What needs to be done: Find the word "大数据与会计" in the material below and gather every line that contains it.

(Dataset entries)

━━━━━━━━━━

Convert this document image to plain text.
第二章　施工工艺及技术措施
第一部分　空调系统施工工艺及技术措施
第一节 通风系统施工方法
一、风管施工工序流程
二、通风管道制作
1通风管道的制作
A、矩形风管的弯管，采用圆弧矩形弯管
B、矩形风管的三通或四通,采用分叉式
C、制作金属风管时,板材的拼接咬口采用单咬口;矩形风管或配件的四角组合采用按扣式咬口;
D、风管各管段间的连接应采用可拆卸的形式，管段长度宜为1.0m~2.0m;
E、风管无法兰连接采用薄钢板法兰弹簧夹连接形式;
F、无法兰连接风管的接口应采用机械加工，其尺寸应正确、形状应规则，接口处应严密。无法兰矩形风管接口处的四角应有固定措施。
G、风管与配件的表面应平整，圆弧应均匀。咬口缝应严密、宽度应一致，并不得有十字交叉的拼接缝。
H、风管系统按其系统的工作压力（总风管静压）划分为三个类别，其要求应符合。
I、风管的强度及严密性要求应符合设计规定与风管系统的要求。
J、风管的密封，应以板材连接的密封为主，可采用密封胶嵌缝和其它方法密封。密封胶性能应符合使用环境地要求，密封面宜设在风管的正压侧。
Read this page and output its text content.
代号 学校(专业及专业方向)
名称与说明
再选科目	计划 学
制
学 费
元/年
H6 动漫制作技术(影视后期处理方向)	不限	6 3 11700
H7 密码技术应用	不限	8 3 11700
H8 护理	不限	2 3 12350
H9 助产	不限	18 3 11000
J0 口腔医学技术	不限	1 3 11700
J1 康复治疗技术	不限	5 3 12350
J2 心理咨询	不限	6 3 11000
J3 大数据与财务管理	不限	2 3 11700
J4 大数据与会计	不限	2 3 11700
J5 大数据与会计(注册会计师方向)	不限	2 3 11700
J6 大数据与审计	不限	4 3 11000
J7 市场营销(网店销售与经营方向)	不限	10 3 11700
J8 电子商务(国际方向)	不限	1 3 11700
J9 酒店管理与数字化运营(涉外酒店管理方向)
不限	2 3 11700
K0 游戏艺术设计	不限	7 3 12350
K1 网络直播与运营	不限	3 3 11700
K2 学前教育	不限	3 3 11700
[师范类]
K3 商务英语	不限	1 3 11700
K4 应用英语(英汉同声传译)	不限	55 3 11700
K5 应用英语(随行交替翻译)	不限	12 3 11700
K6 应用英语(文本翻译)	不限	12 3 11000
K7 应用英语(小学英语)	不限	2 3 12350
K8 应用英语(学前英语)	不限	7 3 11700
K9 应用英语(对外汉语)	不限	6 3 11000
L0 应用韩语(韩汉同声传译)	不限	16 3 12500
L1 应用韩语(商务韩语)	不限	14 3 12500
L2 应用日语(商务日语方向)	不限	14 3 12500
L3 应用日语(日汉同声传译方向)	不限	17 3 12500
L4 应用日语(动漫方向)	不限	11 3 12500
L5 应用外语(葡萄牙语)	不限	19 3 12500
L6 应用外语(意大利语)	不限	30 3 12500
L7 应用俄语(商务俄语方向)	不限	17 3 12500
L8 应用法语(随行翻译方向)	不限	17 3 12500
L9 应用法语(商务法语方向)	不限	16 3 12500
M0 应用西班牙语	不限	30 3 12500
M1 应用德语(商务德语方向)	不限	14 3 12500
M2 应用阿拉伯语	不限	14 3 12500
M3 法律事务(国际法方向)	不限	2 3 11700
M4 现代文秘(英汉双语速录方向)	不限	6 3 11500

━━━━━━━━━━

Output:
J4 大数据与会计	不限	2 3 11700
J5 大数据与会计(注册会计师方向)	不限	2 3 11700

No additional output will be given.